Given exercise ::
From the records below, give the number of lines that contain the string "this", without any other text.
****************************************
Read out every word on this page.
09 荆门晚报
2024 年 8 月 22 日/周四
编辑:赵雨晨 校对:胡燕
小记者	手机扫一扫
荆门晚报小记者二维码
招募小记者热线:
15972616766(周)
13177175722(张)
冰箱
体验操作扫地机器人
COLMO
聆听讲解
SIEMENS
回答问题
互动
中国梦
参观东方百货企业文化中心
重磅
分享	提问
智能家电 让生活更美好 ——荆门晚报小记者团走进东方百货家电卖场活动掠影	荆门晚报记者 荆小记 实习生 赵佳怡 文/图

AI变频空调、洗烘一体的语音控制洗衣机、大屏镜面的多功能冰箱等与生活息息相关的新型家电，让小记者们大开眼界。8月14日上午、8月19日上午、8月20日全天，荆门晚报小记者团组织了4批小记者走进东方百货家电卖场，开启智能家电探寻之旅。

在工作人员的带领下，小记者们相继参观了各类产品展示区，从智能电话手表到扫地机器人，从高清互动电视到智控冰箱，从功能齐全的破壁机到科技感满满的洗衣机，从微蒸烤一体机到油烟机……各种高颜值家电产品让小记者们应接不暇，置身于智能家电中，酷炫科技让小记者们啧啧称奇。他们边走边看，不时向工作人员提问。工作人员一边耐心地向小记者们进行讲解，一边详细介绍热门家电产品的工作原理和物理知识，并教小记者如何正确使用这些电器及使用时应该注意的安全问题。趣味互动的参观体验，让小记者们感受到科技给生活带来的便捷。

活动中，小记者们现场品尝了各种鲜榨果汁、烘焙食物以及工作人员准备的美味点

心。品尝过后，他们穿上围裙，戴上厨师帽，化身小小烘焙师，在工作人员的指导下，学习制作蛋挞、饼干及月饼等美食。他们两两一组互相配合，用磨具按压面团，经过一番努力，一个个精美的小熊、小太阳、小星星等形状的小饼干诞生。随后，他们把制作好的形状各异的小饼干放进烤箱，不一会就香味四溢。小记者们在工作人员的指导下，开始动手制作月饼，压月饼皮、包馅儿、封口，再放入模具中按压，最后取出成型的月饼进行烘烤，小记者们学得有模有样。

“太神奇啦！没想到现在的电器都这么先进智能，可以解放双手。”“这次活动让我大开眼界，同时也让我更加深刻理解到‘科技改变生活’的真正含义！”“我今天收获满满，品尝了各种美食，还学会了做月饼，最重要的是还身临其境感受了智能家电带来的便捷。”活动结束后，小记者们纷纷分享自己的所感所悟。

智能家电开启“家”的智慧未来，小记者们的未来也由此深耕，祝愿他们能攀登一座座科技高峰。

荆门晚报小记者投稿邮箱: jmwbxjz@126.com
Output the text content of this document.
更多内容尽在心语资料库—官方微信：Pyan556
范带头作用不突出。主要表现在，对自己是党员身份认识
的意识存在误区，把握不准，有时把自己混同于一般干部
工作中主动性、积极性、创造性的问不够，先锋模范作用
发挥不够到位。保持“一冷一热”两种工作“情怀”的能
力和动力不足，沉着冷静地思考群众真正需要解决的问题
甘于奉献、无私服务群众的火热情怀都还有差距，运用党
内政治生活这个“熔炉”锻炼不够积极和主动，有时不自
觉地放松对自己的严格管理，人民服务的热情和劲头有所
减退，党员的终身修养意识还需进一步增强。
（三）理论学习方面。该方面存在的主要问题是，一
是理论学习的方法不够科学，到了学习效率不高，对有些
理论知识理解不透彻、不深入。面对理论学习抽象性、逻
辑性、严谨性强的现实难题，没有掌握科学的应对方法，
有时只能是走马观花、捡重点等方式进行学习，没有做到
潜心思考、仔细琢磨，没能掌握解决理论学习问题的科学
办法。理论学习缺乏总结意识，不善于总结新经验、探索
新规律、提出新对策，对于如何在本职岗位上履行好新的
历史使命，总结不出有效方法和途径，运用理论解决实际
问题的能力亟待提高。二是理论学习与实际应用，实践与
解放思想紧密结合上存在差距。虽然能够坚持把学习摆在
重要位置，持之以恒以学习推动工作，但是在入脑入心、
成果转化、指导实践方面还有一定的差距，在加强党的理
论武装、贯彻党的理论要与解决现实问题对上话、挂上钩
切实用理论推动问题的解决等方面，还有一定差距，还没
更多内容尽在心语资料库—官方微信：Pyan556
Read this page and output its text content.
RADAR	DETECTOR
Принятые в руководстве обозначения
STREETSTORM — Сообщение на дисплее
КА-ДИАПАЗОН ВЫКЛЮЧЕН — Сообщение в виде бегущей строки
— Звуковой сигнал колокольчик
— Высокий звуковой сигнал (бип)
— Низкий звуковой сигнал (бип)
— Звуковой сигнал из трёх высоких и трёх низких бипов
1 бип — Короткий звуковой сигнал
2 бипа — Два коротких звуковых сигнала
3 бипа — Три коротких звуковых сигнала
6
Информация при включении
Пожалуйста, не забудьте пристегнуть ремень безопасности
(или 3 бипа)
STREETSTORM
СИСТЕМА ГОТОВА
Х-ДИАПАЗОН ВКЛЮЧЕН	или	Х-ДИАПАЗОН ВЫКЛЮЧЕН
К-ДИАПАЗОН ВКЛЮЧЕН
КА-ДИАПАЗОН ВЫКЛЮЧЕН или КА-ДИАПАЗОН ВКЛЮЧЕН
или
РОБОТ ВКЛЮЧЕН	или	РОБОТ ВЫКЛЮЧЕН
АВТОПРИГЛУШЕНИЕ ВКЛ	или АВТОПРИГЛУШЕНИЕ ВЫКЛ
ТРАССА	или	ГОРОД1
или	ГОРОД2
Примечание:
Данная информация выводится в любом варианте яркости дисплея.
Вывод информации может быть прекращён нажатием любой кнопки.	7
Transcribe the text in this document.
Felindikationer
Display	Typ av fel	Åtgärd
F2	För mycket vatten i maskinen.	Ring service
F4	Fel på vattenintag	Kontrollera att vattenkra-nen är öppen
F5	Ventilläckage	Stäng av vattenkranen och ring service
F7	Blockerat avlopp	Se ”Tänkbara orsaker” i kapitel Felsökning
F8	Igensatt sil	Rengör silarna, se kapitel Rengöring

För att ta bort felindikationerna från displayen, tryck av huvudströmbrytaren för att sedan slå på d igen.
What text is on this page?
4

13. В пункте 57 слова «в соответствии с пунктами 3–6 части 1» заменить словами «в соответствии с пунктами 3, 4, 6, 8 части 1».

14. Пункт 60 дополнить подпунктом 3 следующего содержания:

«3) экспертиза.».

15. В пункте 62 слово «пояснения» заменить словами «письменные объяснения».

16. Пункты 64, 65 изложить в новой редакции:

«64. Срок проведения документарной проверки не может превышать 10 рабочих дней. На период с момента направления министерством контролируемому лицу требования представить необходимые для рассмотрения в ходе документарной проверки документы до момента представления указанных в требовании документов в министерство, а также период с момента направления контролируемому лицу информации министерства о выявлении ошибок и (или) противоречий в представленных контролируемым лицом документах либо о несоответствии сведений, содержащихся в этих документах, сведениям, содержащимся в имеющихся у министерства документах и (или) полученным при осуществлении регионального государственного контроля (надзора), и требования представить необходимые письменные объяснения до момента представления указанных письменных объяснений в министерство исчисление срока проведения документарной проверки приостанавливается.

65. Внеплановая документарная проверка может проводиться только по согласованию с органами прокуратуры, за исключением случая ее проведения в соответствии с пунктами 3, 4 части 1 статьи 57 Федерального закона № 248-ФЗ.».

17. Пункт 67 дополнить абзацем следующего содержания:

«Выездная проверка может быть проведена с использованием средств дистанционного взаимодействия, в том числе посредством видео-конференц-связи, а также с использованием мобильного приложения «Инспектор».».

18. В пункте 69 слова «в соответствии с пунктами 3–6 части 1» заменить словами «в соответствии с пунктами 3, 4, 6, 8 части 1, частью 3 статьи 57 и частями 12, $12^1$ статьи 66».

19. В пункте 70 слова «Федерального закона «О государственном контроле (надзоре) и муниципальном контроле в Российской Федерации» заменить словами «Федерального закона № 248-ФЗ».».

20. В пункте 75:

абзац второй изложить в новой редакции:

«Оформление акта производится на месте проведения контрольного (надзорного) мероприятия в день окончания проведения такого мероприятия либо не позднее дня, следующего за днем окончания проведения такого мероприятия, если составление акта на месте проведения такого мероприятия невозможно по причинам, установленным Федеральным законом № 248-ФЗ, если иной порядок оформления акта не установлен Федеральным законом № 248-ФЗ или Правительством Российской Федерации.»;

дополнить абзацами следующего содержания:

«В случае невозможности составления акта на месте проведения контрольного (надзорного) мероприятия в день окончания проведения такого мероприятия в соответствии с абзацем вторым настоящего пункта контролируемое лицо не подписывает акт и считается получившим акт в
****************************************
Exercise result ::
5